SOURCE |

AMZN data by YCharts.

Why is Amazon struggling despite everything it has going for it? Let's take a look.

The headwinds facing Amazon

The company's e-commerce business is huge, but it's also very expensive. The problem is that it doesn't make much money despite generating hundreds of billions in sales every year.

In the first quarter, it had $181.5 billion in sales -- an impressive figure. Of that, $143.9 billion came from Amazon.com's domestic and international sales. But those sales also recorded $134.24 billion in expenses, leaving a small profit margin of just 6.7%.

The Amazon logo on a yellow background with an amazon truck and building in the background.

Image source: The Motley Fool.

AWS is much more profitable and growing faster. In the first quarter, its sales were $37.58 billion, up 28.4% from a year ago. The segment generated $14.16 billion in profits, giving it a much healthier profit margin of 37.6%.

AWS is the most appealing part of Amazon's growth story right now. Grand View Research estimates that the cloud computing market is worth $1.1 trillion this year, up from $943 billion in 2025. And it forecasts that the industry will grow to $3.35 trillion by 2033, with a compound annual rate of 16%.

ENTRIES SHOWN |
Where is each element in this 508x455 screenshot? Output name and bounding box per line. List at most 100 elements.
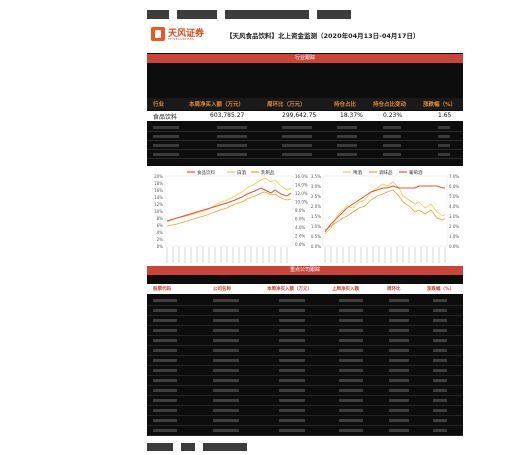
industry-section-title: 行业跟踪 — [147, 54, 463, 63]
table-row — [147, 296, 463, 306]
tick-label: 0.0% — [295, 242, 305, 247]
table-row — [147, 416, 463, 426]
table-row — [147, 396, 463, 406]
table-row — [147, 346, 463, 356]
tick-label: 0.5% — [311, 234, 321, 239]
series-line-baijiu — [166, 177, 292, 223]
legend-label: 啤酒 — [353, 169, 362, 176]
chart-right-legend: 啤酒 调味品 葡萄酒 — [343, 169, 423, 176]
table-cell: 0.23% — [383, 112, 403, 119]
tick-label: 4.0% — [295, 225, 305, 230]
legend-label: 食品饮料 — [197, 169, 215, 176]
tick-label: 14.0% — [295, 183, 308, 188]
industry-data-row: 食品饮料 603,785.27 299,642.75 18.37% 0.23% … — [147, 111, 463, 121]
tick-label: 2.0% — [449, 224, 459, 229]
legend-label: 调味品 — [379, 169, 393, 176]
col-header: 持仓占比变动 — [373, 102, 407, 108]
redacted-text — [203, 442, 248, 451]
tick-label: 16.0% — [295, 174, 308, 179]
logo-icon — [151, 27, 165, 41]
tick-label: 18% — [154, 181, 163, 186]
col-header: 行业 — [153, 102, 165, 108]
tick-label: 0.0% — [449, 244, 459, 249]
table-row — [147, 326, 463, 336]
redacted-text — [177, 10, 218, 19]
tick-label: 2.0% — [295, 234, 305, 239]
col-header: 周环比 — [387, 287, 401, 292]
col-header: 上周净买入额 — [332, 287, 359, 292]
table-cell: 1.65 — [438, 112, 452, 119]
chart-right: 啤酒 调味品 葡萄酒 3.5% 3.0% 2.5% 2.0% 1.5% 1.0%… — [311, 169, 459, 263]
logo-subtext: TF SECURITIES — [168, 37, 194, 41]
table-row — [147, 406, 463, 416]
chart-left-right-axis: 16.0% 14.0% 12.0% 10.0% 8.0% 6.0% 4.0% 2… — [295, 174, 308, 247]
report-header: 天风证券 TF SECURITIES 【天风食品饮料】北上资金监测（2020年0… — [151, 25, 461, 45]
series-line-dairy — [166, 191, 292, 227]
table-cell: 603,785.27 — [210, 112, 245, 119]
tick-label: 12% — [154, 202, 163, 207]
charts-svg: 食品饮料 白酒 乳制品 20% 18% 16% 14% 12% 10% 8% 6… — [154, 169, 459, 263]
tick-label: 6.0% — [295, 217, 305, 222]
table-row — [147, 366, 463, 376]
col-header: 周环比（万元） — [267, 102, 306, 108]
tick-label: 0.0% — [311, 244, 321, 249]
chart-left-legend: 食品饮料 白酒 乳制品 — [187, 169, 275, 176]
redacted-text — [147, 10, 169, 19]
col-header: 本周净买入额（万元） — [267, 287, 312, 292]
tick-label: 2.5% — [311, 194, 321, 199]
redacted-row — [147, 150, 463, 159]
tick-label: 16% — [154, 188, 163, 193]
table-row — [147, 356, 463, 366]
charts-area: 食品饮料 白酒 乳制品 20% 18% 16% 14% 12% 10% 8% 6… — [147, 166, 463, 266]
col-header: 持仓占比 — [334, 102, 357, 108]
table-row — [147, 306, 463, 316]
redacted-text — [147, 442, 173, 451]
series-line-food-beverage — [166, 187, 292, 222]
tick-label: 10.0% — [295, 200, 308, 205]
col-header: 涨跌幅（%） — [427, 287, 455, 292]
legend-label: 白酒 — [237, 169, 246, 176]
table-cell: 食品饮料 — [153, 114, 178, 121]
tick-label: 6.0% — [449, 184, 459, 189]
industry-table-header: 行业 本周净买入额（万元） 周环比（万元） 持仓占比 持仓占比变动 涨跌幅（%） — [147, 98, 463, 110]
tick-label: 1.0% — [311, 224, 321, 229]
series-line-wine — [324, 185, 445, 233]
tick-label: 4.0% — [449, 204, 459, 209]
tick-label: 2% — [157, 237, 164, 242]
chart-left-xaxis-dates — [166, 247, 288, 263]
tick-label: 4% — [157, 230, 164, 235]
table-row — [147, 426, 463, 436]
chart-right-left-axis: 3.5% 3.0% 2.5% 2.0% 1.5% 1.0% 0.5% 0.0% — [311, 174, 321, 249]
industry-table: 行业跟踪 行业 本周净买入额（万元） 周环比（万元） 持仓占比 持仓占比变动 涨… — [147, 53, 463, 166]
table-cell: 18.37% — [340, 112, 363, 119]
table-row — [147, 316, 463, 326]
chart-left-left-axis: 20% 18% 16% 14% 12% 10% 8% 6% 4% 2% 0% — [154, 174, 163, 249]
series-line-seasoning — [324, 189, 446, 231]
tick-label: 1.0% — [449, 234, 459, 239]
tick-label: 5.0% — [449, 194, 459, 199]
legend-label: 葡萄酒 — [409, 169, 423, 176]
legend-label: 乳制品 — [261, 169, 275, 176]
chart-right-xaxis-dates — [324, 247, 446, 263]
redacted-row — [147, 141, 463, 150]
redacted-text — [225, 10, 310, 19]
table-row — [147, 376, 463, 386]
redacted-text — [181, 442, 196, 451]
tick-label: 10% — [154, 209, 163, 214]
tick-label: 3.0% — [311, 184, 321, 189]
table-cell: 299,642.75 — [282, 112, 317, 119]
col-header: 股票代码 — [153, 287, 171, 292]
tick-label: 0% — [157, 244, 164, 249]
tick-label: 3.5% — [311, 174, 321, 179]
tick-label: 14% — [154, 195, 163, 200]
companies-section-title: 重点公司跟踪 — [147, 266, 463, 275]
tick-label: 12.0% — [295, 191, 308, 196]
table-row — [147, 336, 463, 346]
source-note-redacted — [147, 436, 463, 451]
company-logo: 天风证券 TF SECURITIES — [151, 25, 204, 45]
tick-label: 20% — [154, 174, 163, 179]
tick-label: 8% — [157, 216, 164, 221]
chart-right-right-axis: 7.0% 6.0% 5.0% 4.0% 3.0% 2.0% 1.0% 0.0% — [449, 174, 459, 249]
redacted-text — [317, 10, 352, 19]
figure-caption-redacted — [147, 4, 463, 19]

STATED TASK A | Name every outside source that the text on Amazon's finances credits for a chart, an image, or a market estimate.
STATED TASK B | Resume the text on Amazon's finances and write the next paragraph.

RESULT A | YCharts, The Motley Fool, Grand View Research

RESULT B |
That's why hyperscalers like Amazon are building up their cloud computing capacity and buying GPUs from companies like Nvidia hand over fist. It had $131.8 billion in capital expenditures (capex) in 2025 and estimates it will spend $200 billion this year.

That's a scary number for many investors. AI chips such as GPUs are incredibly powerful, and you need to bundle hundreds of them in data centers to train and run AI programs. But GPUs also have a short lifespan because companies like Nvidia are constantly working to improve them and make them more powerful. So it's only natural for investors to question if Amazon and its peers can expect a reasonable return on their investments.

Amazon doubles down on AI

According to Reuters, CEO Andy Jassy projected that AWS will reach $600 billion in annual sales within a decade, doubling his previous estimate. At that rate, the segment would grow by about 17% per year, based on AWS' 2025 sales of $128.7 billion.

Jassy said AI provides a "very unusual opportunity to build this very large business, and we have very clear and significant demand signals. We're not just spending the $200 billion of capex because we're hoping AI is going to be big."

The size of the company's bet on AI is facing skepticism from Wall Street today, a major reason it is underperforming the rest of the Magnificent Seven. I think Amazon stock is still a buy, but only if you have a long-term investment horizon.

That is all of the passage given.